What is asked: Write out every record in full, exactly as written, please.

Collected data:
--

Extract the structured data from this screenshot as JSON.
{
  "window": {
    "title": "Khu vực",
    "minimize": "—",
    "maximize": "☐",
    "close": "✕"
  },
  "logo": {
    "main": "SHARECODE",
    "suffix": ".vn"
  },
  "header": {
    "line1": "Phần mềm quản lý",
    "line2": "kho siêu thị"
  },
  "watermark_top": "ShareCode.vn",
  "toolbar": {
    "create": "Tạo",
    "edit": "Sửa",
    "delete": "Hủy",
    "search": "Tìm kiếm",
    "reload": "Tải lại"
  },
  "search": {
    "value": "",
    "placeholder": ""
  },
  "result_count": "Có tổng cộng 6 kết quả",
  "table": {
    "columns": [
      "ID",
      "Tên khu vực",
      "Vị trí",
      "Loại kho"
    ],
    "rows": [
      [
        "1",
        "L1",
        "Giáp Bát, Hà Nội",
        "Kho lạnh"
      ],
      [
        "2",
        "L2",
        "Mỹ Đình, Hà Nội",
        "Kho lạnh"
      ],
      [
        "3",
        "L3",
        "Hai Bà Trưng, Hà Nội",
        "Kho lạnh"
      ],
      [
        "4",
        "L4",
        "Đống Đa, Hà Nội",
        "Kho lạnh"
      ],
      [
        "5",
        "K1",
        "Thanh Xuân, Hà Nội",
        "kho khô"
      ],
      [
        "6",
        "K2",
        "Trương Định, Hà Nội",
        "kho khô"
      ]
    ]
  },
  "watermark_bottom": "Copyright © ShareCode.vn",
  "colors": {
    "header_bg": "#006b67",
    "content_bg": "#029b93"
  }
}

--

Task answer:
Extract the structured data from this screenshot as JSON.
{
  "window": {
    "title": "Khu vực",
    "minimize": "—",
    "maximize": "☐",
    "close": "✕"
  },
  "logo": {
    "main": "SHARECODE",
    "suffix": ".vn"
  },
  "header": {
    "line1": "Phần mềm quản lý",
    "line2": "kho siêu thị"
  },
  "watermark_top": "ShareCode.vn",
  "toolbar": {
    "create": "Tạo",
    "edit": "Sửa",
    "delete": "Hủy",
    "search": "Tìm kiếm",
    "reload": "Tải lại"
  },
  "search": {
    "value": "",
    "placeholder": ""
  },
  "result_count": "Có tổng cộng 6 kết quả",
  "table": {
    "columns": [
      "ID",
      "Tên khu vực",
      "Vị trí",
      "Loại kho"
    ],
    "rows": [
      [
        "1",
        "L1",
        "Giáp Bát, Hà Nội",
        "Kho lạnh"
      ],
      [
        "2",
        "L2",
        "Mỹ Đình, Hà Nội",
        "Kho lạnh"
      ],
      [
        "3",
        "L3",
        "Hai Bà Trưng, Hà Nội",
        "Kho lạnh"
      ],
      [
        "4",
        "L4",
        "Đống Đa, Hà Nội",
        "Kho lạnh"
      ],
      [
        "5",
        "K1",
        "Thanh Xuân, Hà Nội",
        "kho khô"
      ],
      [
        "6",
        "K2",
        "Trương Định, Hà Nội",
        "kho khô"
      ]
    ]
  },
  "watermark_bottom": "Copyright © ShareCode.vn",
  "colors": {
    "header_bg": "#006b67",
    "content_bg": "#029b93"
  }
}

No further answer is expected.